Copy the following lines word for word, keeping every character unchanged.

» GIVEN DATA
================================
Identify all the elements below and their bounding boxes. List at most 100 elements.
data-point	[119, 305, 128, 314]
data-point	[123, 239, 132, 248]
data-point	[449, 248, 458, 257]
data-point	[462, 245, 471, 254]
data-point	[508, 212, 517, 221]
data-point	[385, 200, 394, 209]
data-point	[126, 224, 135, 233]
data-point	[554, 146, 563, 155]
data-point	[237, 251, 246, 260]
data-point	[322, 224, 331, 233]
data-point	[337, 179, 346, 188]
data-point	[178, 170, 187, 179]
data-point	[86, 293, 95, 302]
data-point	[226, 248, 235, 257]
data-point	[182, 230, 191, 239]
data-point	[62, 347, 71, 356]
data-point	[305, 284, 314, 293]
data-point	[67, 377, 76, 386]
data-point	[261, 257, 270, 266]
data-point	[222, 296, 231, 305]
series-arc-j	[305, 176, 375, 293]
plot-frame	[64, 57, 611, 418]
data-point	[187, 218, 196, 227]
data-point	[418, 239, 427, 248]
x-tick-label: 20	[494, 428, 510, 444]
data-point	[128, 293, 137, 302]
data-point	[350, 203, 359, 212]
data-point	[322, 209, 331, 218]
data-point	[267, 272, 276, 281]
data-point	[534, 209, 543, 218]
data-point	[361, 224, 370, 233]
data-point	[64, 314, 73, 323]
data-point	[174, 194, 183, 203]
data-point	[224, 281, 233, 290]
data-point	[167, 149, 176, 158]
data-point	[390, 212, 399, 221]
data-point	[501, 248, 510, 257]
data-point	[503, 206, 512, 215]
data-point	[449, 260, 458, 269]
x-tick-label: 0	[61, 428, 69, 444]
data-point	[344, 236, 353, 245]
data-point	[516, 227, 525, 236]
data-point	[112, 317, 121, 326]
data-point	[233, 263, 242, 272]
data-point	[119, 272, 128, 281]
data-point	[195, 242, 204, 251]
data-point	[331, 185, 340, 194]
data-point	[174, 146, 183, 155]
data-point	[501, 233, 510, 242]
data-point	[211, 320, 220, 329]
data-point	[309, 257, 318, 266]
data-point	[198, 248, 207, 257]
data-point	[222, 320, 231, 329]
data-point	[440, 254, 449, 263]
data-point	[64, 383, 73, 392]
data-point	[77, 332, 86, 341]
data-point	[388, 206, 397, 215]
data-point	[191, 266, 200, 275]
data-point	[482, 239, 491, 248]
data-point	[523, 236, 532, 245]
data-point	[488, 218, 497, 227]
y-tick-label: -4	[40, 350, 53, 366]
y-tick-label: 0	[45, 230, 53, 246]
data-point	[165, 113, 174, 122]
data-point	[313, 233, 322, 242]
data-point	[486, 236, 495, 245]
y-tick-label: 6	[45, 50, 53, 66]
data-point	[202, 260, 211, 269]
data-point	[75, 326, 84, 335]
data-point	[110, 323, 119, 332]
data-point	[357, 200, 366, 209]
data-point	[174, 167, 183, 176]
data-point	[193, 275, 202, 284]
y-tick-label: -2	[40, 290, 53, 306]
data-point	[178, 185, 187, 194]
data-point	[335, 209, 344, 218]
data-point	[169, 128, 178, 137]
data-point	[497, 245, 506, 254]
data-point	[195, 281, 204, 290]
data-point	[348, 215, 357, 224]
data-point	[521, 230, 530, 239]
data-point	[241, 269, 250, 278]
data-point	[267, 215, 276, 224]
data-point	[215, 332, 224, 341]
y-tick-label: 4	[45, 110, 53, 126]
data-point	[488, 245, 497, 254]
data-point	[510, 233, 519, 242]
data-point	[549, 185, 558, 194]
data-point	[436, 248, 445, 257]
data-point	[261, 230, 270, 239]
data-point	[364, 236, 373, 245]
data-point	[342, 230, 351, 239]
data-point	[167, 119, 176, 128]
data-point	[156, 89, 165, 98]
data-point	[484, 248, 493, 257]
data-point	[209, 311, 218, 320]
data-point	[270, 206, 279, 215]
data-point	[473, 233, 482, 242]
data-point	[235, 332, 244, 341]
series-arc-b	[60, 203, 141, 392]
================================
» OUTPUT OF THE EXERCISE
Identify all the elements below and their bounding boxes. List at most 100 elements.
data-point	[119, 305, 128, 314]
data-point	[123, 239, 132, 248]
data-point	[449, 248, 458, 257]
data-point	[462, 245, 471, 254]
data-point	[508, 212, 517, 221]
data-point	[385, 200, 394, 209]
data-point	[126, 224, 135, 233]
data-point	[554, 146, 563, 155]
data-point	[237, 251, 246, 260]
data-point	[322, 224, 331, 233]
data-point	[337, 179, 346, 188]
data-point	[178, 170, 187, 179]
data-point	[86, 293, 95, 302]
data-point	[226, 248, 235, 257]
data-point	[182, 230, 191, 239]
data-point	[62, 347, 71, 356]
data-point	[305, 284, 314, 293]
data-point	[67, 377, 76, 386]
data-point	[261, 257, 270, 266]
data-point	[222, 296, 231, 305]
series-arc-j	[305, 176, 375, 293]
plot-frame	[64, 57, 611, 418]
data-point	[187, 218, 196, 227]
data-point	[418, 239, 427, 248]
x-tick-label: 20	[494, 428, 510, 444]
data-point	[128, 293, 137, 302]
data-point	[350, 203, 359, 212]
data-point	[322, 209, 331, 218]
data-point	[267, 272, 276, 281]
data-point	[534, 209, 543, 218]
data-point	[361, 224, 370, 233]
data-point	[64, 314, 73, 323]
data-point	[174, 194, 183, 203]
data-point	[224, 281, 233, 290]
data-point	[167, 149, 176, 158]
data-point	[390, 212, 399, 221]
data-point	[501, 248, 510, 257]
data-point	[503, 206, 512, 215]
data-point	[449, 260, 458, 269]
x-tick-label: 0	[61, 428, 69, 444]
data-point	[344, 236, 353, 245]
data-point	[516, 227, 525, 236]
data-point	[112, 317, 121, 326]
data-point	[233, 263, 242, 272]
data-point	[119, 272, 128, 281]
data-point	[195, 242, 204, 251]
data-point	[331, 185, 340, 194]
data-point	[174, 146, 183, 155]
data-point	[501, 233, 510, 242]
data-point	[211, 320, 220, 329]
data-point	[309, 257, 318, 266]
data-point	[198, 248, 207, 257]
data-point	[222, 320, 231, 329]
data-point	[440, 254, 449, 263]
data-point	[64, 383, 73, 392]
data-point	[77, 332, 86, 341]
data-point	[388, 206, 397, 215]
data-point	[191, 266, 200, 275]
data-point	[482, 239, 491, 248]
data-point	[523, 236, 532, 245]
data-point	[488, 218, 497, 227]
y-tick-label: -4	[40, 350, 53, 366]
y-tick-label: 0	[45, 230, 53, 246]
data-point	[165, 113, 174, 122]
data-point	[313, 233, 322, 242]
data-point	[486, 236, 495, 245]
y-tick-label: 6	[45, 50, 53, 66]
data-point	[202, 260, 211, 269]
data-point	[75, 326, 84, 335]
data-point	[110, 323, 119, 332]
data-point	[357, 200, 366, 209]
data-point	[174, 167, 183, 176]
data-point	[193, 275, 202, 284]
y-tick-label: -2	[40, 290, 53, 306]
data-point	[178, 185, 187, 194]
data-point	[335, 209, 344, 218]
data-point	[169, 128, 178, 137]
data-point	[497, 245, 506, 254]
data-point	[195, 281, 204, 290]
data-point	[348, 215, 357, 224]
data-point	[521, 230, 530, 239]
data-point	[241, 269, 250, 278]
data-point	[267, 215, 276, 224]
data-point	[215, 332, 224, 341]
y-tick-label: 4	[45, 110, 53, 126]
data-point	[488, 245, 497, 254]
data-point	[510, 233, 519, 242]
data-point	[549, 185, 558, 194]
data-point	[436, 248, 445, 257]
data-point	[261, 230, 270, 239]
data-point	[364, 236, 373, 245]
data-point	[342, 230, 351, 239]
data-point	[167, 119, 176, 128]
data-point	[156, 89, 165, 98]
data-point	[484, 248, 493, 257]
data-point	[209, 311, 218, 320]
data-point	[270, 206, 279, 215]
data-point	[473, 233, 482, 242]
data-point	[235, 332, 244, 341]
series-arc-b	[60, 203, 141, 392]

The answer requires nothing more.